_Exercise prompt_
All of the lines below are to be transcribed faithfully, with pictures excluded from the copy.

━━━━━ Data to process

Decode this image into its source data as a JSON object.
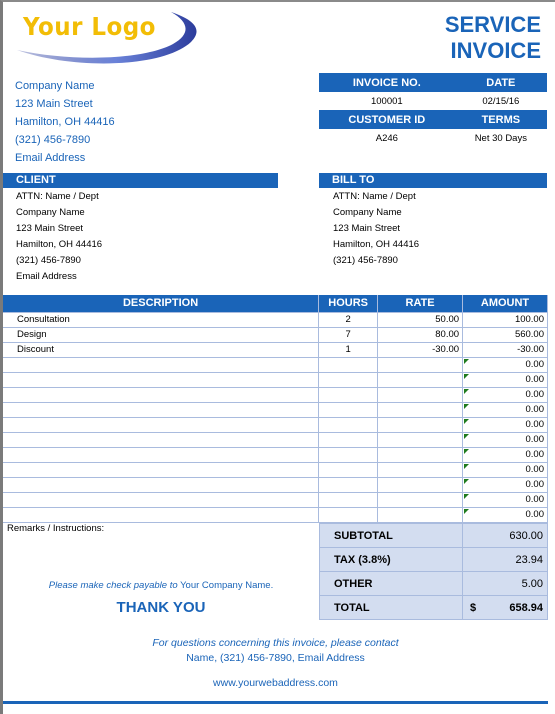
{
  "logo": {
    "text": "Your Logo",
    "text_color": "#f2bd06",
    "swoosh_color": "#3a4fb0"
  },
  "header": {
    "title_line1": "SERVICE",
    "title_line2": "INVOICE"
  },
  "company": {
    "name": "Company Name",
    "street": "123 Main Street",
    "city": "Hamilton, OH  44416",
    "phone": "(321) 456-7890",
    "email": "Email Address"
  },
  "invoice_meta": {
    "invoice_no_label": "INVOICE NO.",
    "date_label": "DATE",
    "invoice_no": "100001",
    "date": "02/15/16",
    "customer_id_label": "CUSTOMER ID",
    "terms_label": "TERMS",
    "customer_id": "A246",
    "terms": "Net 30 Days"
  },
  "client": {
    "heading": "CLIENT",
    "attn": "ATTN: Name / Dept",
    "company": "Company Name",
    "street": "123 Main Street",
    "city": "Hamilton, OH  44416",
    "phone": "(321) 456-7890",
    "email": "Email Address"
  },
  "bill_to": {
    "heading": "BILL TO",
    "attn": "ATTN: Name / Dept",
    "company": "Company Name",
    "street": "123 Main Street",
    "city": "Hamilton, OH  44416",
    "phone": "(321) 456-7890"
  },
  "items": {
    "headers": {
      "description": "DESCRIPTION",
      "hours": "HOURS",
      "rate": "RATE",
      "amount": "AMOUNT"
    },
    "rows": [
      {
        "description": "Consultation",
        "hours": "2",
        "rate": "50.00",
        "amount": "100.00"
      },
      {
        "description": "Design",
        "hours": "7",
        "rate": "80.00",
        "amount": "560.00"
      },
      {
        "description": "Discount",
        "hours": "1",
        "rate": "-30.00",
        "amount": "-30.00"
      },
      {
        "description": "",
        "hours": "",
        "rate": "",
        "amount": "0.00"
      },
      {
        "description": "",
        "hours": "",
        "rate": "",
        "amount": "0.00"
      },
      {
        "description": "",
        "hours": "",
        "rate": "",
        "amount": "0.00"
      },
      {
        "description": "",
        "hours": "",
        "rate": "",
        "amount": "0.00"
      },
      {
        "description": "",
        "hours": "",
        "rate": "",
        "amount": "0.00"
      },
      {
        "description": "",
        "hours": "",
        "rate": "",
        "amount": "0.00"
      },
      {
        "description": "",
        "hours": "",
        "rate": "",
        "amount": "0.00"
      },
      {
        "description": "",
        "hours": "",
        "rate": "",
        "amount": "0.00"
      },
      {
        "description": "",
        "hours": "",
        "rate": "",
        "amount": "0.00"
      },
      {
        "description": "",
        "hours": "",
        "rate": "",
        "amount": "0.00"
      },
      {
        "description": "",
        "hours": "",
        "rate": "",
        "amount": "0.00"
      }
    ]
  },
  "remarks_label": "Remarks / Instructions:",
  "check_note": {
    "italic": "Please make check payable to",
    "company": "Your Company Name."
  },
  "thank_you": "THANK YOU",
  "totals": {
    "subtotal_label": "SUBTOTAL",
    "subtotal": "630.00",
    "tax_label": "TAX (3.8%)",
    "tax": "23.94",
    "other_label": "OTHER",
    "other": "5.00",
    "total_label": "TOTAL",
    "currency": "$",
    "total": "658.94"
  },
  "footer": {
    "question": "For questions concerning this invoice, please contact",
    "contact": "Name, (321) 456-7890, Email Address",
    "website": "www.yourwebaddress.com"
  },
  "colors": {
    "accent": "#1a64b8",
    "totals_bg": "#d3ddf0",
    "grid": "#a9bbde",
    "flag": "#1e7a1e"
  }
}
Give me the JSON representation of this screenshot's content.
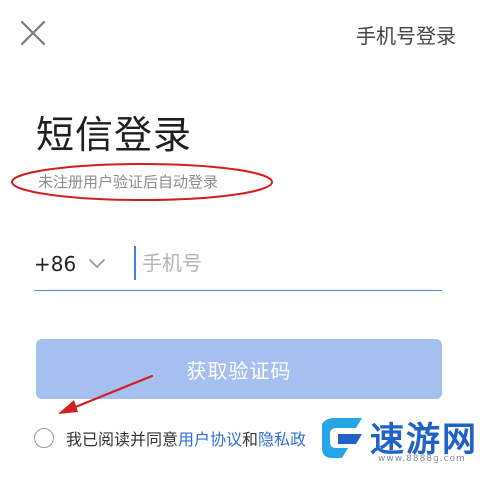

━━━━━━━━━━

_Full output_
Decode this image into its source data as a JSON object.
{
  "logo": {
    "text": "Your Logo",
    "text_color": "#f2bd06",
    "swoosh_color": "#3a4fb0"
  },
  "header": {
    "title_line1": "SERVICE",
    "title_line2": "INVOICE"
  },
  "company": {
    "name": "Company Name",
    "street": "123 Main Street",
    "city": "Hamilton, OH  44416",
    "phone": "(321) 456-7890",
    "email": "Email Address"
  },
  "invoice_meta": {
    "invoice_no_label": "INVOICE NO.",
    "date_label": "DATE",
    "invoice_no": "100001",
    "date": "02/15/16",
    "customer_id_label": "CUSTOMER ID",
    "terms_label": "TERMS",
    "customer_id": "A246",
    "terms": "Net 30 Days"
  },
  "client": {
    "heading": "CLIENT",
    "attn": "ATTN: Name / Dept",
    "company": "Company Name",
    "street": "123 Main Street",
    "city": "Hamilton, OH  44416",
    "phone": "(321) 456-7890",
    "email": "Email Address"
  },
  "bill_to": {
    "heading": "BILL TO",
    "attn": "ATTN: Name / Dept",
    "company": "Company Name",
    "street": "123 Main Street",
    "city": "Hamilton, OH  44416",
    "phone": "(321) 456-7890"
  },
  "items": {
    "headers": {
      "description": "DESCRIPTION",
      "hours": "HOURS",
      "rate": "RATE",
      "amount": "AMOUNT"
    },
    "rows": [
      {
        "description": "Consultation",
        "hours": "2",
        "rate": "50.00",
        "amount": "100.00"
      },
      {
        "description": "Design",
        "hours": "7",
        "rate": "80.00",
        "amount": "560.00"
      },
      {
        "description": "Discount",
        "hours": "1",
        "rate": "-30.00",
        "amount": "-30.00"
      },
      {
        "description": "",
        "hours": "",
        "rate": "",
        "amount": "0.00"
      },
      {
        "description": "",
        "hours": "",
        "rate": "",
        "amount": "0.00"
      },
      {
        "description": "",
        "hours": "",
        "rate": "",
        "amount": "0.00"
      },
      {
        "description": "",
        "hours": "",
        "rate": "",
        "amount": "0.00"
      },
      {
        "description": "",
        "hours": "",
        "rate": "",
        "amount": "0.00"
      },
      {
        "description": "",
        "hours": "",
        "rate": "",
        "amount": "0.00"
      },
      {
        "description": "",
        "hours": "",
        "rate": "",
        "amount": "0.00"
      },
      {
        "description": "",
        "hours": "",
        "rate": "",
        "amount": "0.00"
      },
      {
        "description": "",
        "hours": "",
        "rate": "",
        "amount": "0.00"
      },
      {
        "description": "",
        "hours": "",
        "rate": "",
        "amount": "0.00"
      },
      {
        "description": "",
        "hours": "",
        "rate": "",
        "amount": "0.00"
      }
    ]
  },
  "remarks_label": "Remarks / Instructions:",
  "check_note": {
    "italic": "Please make check payable to",
    "company": "Your Company Name."
  },
  "thank_you": "THANK YOU",
  "totals": {
    "subtotal_label": "SUBTOTAL",
    "subtotal": "630.00",
    "tax_label": "TAX (3.8%)",
    "tax": "23.94",
    "other_label": "OTHER",
    "other": "5.00",
    "total_label": "TOTAL",
    "currency": "$",
    "total": "658.94"
  },
  "footer": {
    "question": "For questions concerning this invoice, please contact",
    "contact": "Name, (321) 456-7890, Email Address",
    "website": "www.yourwebaddress.com"
  },
  "colors": {
    "accent": "#1a64b8",
    "totals_bg": "#d3ddf0",
    "grid": "#a9bbde",
    "flag": "#1e7a1e"
  }
}
Give me the JSON representation of this screenshot's content.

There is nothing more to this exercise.